| Aim of the exercise |
Narrow the data below down to the lines containing "document".

------ Extracted material

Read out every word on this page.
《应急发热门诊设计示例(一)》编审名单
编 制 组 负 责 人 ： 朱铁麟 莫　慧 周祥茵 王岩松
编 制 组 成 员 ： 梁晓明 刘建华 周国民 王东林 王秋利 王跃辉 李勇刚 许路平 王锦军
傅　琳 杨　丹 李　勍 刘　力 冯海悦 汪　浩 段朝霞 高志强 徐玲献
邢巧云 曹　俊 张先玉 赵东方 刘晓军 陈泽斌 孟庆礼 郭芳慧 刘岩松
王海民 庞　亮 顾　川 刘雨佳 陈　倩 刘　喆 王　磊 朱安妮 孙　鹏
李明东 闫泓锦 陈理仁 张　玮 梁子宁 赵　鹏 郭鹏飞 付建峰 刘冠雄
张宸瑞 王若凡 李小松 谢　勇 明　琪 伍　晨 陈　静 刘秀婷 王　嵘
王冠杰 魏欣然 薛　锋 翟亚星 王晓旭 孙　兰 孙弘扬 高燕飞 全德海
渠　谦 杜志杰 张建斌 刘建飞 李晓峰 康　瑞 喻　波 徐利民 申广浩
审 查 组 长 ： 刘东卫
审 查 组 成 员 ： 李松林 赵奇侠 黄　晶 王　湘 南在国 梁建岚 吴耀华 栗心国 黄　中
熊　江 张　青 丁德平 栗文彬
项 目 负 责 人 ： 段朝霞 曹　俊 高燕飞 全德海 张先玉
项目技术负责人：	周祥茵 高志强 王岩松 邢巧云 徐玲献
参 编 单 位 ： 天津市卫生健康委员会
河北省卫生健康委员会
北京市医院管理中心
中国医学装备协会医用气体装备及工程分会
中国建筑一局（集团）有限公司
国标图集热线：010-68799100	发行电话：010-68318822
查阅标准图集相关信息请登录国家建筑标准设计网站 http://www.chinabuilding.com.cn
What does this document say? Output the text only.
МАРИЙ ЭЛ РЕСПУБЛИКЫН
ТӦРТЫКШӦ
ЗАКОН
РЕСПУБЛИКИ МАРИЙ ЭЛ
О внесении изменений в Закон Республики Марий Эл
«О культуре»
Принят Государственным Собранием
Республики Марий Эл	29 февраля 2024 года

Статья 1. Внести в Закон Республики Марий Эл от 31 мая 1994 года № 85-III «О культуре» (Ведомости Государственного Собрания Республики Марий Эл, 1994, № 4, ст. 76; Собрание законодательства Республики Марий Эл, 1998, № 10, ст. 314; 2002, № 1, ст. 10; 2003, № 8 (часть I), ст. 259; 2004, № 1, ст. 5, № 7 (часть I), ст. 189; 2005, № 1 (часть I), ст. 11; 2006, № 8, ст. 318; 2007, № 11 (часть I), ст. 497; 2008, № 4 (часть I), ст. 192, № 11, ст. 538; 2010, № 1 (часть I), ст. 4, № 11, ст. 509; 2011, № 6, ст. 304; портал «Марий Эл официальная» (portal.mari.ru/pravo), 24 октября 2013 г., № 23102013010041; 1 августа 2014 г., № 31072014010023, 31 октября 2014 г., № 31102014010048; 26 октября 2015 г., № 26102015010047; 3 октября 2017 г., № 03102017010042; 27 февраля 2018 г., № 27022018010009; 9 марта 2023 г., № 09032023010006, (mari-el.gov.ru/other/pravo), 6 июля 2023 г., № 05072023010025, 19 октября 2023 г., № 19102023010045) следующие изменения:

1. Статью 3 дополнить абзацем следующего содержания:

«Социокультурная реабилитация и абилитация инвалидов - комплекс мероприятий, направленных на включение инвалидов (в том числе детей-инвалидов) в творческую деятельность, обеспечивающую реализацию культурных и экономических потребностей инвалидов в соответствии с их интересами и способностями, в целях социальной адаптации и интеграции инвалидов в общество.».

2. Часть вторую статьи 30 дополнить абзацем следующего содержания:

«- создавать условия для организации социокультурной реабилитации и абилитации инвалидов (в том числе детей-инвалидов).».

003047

------------
------ Extracted material

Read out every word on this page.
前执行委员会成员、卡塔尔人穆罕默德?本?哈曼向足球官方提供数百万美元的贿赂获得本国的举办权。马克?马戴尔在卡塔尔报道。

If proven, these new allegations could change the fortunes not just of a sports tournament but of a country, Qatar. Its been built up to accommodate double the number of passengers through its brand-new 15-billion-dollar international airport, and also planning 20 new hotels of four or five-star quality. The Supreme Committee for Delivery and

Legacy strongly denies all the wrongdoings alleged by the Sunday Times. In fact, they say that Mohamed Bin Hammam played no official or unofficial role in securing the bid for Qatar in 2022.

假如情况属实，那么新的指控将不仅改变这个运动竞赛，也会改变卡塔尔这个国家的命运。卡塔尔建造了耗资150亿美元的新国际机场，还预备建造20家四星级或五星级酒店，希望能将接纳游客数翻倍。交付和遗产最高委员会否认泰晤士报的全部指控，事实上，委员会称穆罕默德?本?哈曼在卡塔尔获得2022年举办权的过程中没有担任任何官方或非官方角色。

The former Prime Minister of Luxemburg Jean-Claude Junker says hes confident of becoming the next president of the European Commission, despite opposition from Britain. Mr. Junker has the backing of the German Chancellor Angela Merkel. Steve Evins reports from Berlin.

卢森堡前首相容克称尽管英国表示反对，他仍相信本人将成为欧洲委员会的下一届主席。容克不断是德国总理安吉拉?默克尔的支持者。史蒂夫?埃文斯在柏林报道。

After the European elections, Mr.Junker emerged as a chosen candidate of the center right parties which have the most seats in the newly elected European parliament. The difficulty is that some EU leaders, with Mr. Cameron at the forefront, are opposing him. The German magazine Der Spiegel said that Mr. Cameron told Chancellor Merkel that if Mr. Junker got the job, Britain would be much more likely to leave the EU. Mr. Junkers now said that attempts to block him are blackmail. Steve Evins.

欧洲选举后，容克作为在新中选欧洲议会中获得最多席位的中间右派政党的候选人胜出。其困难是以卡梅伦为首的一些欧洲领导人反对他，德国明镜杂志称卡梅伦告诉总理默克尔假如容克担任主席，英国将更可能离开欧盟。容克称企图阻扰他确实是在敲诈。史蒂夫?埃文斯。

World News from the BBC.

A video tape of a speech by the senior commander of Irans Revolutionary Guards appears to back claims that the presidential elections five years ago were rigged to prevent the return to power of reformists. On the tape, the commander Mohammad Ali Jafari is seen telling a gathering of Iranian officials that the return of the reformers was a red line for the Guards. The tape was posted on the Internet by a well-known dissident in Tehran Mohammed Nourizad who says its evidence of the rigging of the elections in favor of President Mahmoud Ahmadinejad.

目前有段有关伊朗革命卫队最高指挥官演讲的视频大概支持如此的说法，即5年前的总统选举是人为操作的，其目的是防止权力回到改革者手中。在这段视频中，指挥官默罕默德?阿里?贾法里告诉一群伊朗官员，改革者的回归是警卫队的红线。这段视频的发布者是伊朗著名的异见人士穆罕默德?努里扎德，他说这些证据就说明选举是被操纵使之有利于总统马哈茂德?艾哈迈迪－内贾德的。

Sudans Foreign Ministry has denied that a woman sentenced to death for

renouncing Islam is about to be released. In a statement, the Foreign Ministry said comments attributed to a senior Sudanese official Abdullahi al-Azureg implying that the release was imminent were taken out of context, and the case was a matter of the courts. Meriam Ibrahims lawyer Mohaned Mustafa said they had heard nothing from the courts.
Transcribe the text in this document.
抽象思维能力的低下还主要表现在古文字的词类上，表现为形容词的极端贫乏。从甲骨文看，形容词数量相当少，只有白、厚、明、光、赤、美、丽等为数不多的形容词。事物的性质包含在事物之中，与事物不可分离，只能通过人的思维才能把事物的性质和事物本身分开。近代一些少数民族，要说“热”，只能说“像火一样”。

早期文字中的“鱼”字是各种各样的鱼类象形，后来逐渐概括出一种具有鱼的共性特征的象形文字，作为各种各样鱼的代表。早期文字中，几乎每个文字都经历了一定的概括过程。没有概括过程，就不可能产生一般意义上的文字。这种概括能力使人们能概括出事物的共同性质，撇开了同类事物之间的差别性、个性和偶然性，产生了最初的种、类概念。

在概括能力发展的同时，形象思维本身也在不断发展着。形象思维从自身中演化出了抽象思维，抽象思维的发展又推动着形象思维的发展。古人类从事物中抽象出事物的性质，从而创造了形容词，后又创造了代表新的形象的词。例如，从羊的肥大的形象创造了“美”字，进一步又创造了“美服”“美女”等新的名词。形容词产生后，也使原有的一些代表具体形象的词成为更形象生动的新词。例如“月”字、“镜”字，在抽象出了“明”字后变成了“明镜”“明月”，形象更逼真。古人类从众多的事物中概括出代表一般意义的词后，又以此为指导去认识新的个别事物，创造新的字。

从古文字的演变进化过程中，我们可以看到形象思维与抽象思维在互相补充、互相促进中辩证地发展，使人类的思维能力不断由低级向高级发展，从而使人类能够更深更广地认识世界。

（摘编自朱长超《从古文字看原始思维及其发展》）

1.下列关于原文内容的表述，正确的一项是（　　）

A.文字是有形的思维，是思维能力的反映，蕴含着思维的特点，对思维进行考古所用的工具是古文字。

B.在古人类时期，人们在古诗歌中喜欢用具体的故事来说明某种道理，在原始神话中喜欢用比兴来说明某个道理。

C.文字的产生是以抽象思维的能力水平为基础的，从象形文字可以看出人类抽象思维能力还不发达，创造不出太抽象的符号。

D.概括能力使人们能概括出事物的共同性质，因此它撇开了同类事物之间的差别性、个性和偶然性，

------------

| Task result |
What does this document say? Output the text only.
Transcribe the text in this document.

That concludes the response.